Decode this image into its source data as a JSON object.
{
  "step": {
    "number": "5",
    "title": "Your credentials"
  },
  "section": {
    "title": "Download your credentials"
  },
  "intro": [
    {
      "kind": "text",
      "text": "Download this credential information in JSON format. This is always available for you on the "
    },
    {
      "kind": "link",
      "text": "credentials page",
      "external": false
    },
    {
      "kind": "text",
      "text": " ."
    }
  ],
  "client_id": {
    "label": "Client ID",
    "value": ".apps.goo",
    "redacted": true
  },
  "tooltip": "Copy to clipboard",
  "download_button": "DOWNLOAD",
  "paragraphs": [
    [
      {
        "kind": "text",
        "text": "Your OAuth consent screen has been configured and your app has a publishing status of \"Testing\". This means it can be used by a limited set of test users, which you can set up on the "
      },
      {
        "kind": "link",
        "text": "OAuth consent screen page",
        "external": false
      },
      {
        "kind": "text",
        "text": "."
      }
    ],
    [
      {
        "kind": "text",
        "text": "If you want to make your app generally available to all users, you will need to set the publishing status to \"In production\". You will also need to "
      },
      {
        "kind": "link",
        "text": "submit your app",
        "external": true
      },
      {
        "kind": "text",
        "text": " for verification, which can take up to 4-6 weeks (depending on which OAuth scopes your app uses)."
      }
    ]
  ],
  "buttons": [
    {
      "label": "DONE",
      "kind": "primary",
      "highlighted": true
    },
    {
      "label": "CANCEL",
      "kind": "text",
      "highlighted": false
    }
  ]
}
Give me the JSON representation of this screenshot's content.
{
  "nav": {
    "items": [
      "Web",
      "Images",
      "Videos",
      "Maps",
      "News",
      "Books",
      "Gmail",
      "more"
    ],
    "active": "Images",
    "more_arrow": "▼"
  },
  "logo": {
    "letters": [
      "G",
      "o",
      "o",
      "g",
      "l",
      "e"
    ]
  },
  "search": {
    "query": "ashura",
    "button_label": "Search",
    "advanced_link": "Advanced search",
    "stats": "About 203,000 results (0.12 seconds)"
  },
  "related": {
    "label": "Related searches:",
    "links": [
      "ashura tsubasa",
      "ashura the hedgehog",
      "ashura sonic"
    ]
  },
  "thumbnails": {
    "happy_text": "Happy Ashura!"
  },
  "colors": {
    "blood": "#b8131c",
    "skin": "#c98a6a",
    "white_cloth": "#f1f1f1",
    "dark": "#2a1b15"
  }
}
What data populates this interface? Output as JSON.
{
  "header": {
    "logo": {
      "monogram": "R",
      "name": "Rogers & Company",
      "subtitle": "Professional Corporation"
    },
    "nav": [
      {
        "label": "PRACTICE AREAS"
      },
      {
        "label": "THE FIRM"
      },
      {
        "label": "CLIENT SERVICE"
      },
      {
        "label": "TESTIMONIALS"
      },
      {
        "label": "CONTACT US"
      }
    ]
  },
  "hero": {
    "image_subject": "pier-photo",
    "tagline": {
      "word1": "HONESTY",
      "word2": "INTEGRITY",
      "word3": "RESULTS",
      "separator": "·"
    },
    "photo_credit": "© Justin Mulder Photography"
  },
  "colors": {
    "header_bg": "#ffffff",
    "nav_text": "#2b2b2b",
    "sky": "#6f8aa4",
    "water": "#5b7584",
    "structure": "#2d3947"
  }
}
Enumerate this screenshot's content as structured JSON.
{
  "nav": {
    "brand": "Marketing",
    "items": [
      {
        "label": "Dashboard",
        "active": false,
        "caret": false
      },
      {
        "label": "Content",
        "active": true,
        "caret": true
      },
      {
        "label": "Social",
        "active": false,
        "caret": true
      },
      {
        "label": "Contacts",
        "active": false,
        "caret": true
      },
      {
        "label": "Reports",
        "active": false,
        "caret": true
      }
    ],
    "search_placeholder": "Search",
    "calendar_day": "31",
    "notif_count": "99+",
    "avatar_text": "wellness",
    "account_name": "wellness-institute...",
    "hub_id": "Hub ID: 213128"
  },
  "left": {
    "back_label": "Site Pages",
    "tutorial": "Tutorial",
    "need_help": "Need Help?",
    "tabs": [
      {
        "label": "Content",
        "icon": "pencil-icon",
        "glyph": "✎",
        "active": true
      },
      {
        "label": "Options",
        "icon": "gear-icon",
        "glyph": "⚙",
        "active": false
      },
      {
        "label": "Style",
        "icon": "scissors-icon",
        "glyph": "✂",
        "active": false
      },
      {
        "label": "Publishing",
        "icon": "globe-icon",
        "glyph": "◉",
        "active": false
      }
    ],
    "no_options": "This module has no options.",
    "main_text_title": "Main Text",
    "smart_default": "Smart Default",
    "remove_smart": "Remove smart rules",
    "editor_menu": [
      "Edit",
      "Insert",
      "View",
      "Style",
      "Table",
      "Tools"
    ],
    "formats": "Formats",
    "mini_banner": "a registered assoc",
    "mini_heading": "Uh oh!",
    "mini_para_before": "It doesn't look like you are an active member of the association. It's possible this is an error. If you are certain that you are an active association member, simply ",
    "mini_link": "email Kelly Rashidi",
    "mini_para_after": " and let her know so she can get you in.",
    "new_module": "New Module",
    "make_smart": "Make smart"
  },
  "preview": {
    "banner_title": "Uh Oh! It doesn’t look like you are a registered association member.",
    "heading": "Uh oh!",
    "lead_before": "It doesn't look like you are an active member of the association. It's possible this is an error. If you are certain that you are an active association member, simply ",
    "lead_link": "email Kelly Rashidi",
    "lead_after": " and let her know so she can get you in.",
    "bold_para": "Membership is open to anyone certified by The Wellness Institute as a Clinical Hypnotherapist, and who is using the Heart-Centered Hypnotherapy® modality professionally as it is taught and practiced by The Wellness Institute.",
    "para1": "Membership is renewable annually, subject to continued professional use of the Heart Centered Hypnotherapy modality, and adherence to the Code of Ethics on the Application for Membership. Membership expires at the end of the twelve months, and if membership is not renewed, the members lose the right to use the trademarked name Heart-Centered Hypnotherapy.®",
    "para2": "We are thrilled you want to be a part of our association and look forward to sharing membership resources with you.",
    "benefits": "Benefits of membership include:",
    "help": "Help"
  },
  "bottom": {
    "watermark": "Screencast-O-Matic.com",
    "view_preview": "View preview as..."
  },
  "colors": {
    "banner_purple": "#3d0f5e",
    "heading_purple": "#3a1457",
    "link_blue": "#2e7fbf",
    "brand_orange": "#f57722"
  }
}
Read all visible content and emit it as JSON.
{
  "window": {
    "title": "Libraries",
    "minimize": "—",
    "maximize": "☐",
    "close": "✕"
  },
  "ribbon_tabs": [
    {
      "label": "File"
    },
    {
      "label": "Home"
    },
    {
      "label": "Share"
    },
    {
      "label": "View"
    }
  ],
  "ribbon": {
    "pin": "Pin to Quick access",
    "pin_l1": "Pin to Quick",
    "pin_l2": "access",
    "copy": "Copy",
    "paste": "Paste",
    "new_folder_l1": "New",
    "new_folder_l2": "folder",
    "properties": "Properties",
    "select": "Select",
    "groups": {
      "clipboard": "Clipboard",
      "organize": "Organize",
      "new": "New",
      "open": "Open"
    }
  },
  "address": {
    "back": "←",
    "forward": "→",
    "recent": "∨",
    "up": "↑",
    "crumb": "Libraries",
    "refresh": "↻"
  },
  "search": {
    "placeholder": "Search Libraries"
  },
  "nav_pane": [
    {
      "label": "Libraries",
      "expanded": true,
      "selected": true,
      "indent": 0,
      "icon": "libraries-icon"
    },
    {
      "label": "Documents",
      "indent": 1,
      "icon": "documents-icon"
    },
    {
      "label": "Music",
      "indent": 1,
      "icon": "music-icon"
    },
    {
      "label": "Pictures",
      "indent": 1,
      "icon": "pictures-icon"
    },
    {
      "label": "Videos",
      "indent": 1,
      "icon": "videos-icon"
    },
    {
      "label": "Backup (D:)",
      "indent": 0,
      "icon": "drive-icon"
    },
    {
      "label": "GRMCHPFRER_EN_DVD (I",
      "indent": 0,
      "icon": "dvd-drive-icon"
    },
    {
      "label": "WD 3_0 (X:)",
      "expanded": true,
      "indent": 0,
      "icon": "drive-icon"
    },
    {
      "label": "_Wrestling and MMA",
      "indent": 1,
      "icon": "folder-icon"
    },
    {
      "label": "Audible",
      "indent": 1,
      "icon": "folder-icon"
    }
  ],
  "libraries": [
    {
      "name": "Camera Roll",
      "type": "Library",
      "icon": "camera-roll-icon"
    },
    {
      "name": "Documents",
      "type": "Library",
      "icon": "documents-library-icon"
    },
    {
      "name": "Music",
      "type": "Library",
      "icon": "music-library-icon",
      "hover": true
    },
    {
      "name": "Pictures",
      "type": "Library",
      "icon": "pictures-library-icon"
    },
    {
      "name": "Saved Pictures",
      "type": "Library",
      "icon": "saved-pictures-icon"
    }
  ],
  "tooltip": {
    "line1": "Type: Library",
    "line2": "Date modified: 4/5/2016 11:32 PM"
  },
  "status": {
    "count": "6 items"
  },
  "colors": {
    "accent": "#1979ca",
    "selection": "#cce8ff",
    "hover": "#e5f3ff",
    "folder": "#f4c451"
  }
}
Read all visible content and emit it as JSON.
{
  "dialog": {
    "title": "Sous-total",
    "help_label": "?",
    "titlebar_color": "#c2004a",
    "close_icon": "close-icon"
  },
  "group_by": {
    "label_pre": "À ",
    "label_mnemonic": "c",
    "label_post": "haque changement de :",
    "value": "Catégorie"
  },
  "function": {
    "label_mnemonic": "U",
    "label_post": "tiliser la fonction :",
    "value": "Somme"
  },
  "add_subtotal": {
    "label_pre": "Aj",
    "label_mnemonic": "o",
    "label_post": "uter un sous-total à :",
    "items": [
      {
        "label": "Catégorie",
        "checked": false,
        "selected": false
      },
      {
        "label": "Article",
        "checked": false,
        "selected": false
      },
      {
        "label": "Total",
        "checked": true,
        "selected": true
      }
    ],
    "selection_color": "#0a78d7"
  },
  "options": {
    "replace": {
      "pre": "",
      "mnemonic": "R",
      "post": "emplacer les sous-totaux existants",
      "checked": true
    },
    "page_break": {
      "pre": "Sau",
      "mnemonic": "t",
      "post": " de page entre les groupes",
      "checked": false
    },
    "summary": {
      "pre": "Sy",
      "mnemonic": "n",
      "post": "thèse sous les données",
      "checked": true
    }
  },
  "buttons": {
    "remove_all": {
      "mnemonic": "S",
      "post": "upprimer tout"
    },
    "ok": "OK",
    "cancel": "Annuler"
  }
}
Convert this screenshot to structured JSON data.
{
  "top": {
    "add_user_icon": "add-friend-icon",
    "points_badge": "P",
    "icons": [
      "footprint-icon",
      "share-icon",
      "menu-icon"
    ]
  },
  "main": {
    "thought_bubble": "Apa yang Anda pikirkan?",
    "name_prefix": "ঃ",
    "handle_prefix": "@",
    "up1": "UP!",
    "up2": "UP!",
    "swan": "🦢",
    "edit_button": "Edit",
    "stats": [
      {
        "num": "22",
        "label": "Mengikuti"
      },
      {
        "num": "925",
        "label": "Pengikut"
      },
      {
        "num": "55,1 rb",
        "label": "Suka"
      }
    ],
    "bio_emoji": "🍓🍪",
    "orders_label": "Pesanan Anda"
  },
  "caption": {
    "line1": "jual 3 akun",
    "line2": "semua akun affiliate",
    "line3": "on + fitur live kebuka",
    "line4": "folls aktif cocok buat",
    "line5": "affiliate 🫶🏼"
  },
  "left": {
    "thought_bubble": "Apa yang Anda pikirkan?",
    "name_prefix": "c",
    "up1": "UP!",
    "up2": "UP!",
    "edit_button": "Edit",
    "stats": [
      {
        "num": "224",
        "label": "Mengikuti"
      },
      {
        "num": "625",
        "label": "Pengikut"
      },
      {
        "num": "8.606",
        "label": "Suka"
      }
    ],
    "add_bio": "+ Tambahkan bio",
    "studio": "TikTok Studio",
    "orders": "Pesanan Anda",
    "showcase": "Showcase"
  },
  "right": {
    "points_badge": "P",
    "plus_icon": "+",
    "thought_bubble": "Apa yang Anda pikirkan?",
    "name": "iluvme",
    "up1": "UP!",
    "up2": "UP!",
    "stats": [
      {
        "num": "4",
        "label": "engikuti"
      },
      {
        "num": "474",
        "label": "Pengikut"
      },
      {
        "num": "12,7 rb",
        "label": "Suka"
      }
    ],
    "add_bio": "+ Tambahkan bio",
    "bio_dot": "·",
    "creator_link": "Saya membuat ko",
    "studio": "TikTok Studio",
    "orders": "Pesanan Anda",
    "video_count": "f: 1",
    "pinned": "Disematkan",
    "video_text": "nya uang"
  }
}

----

> **Written request**
Only lines with the word "JSON" are wanted, so copy each one from the records.

> **Response to this exercise**
Decode this image into its source data as a JSON object.
      "text": "Download this credential information in JSON format. This is always available for you on the "
Give me the JSON representation of this screenshot's content.
What data populates this interface? Output as JSON.
Enumerate this screenshot's content as structured JSON.
Read all visible content and emit it as JSON.
Read all visible content and emit it as JSON.
Convert this screenshot to structured JSON data.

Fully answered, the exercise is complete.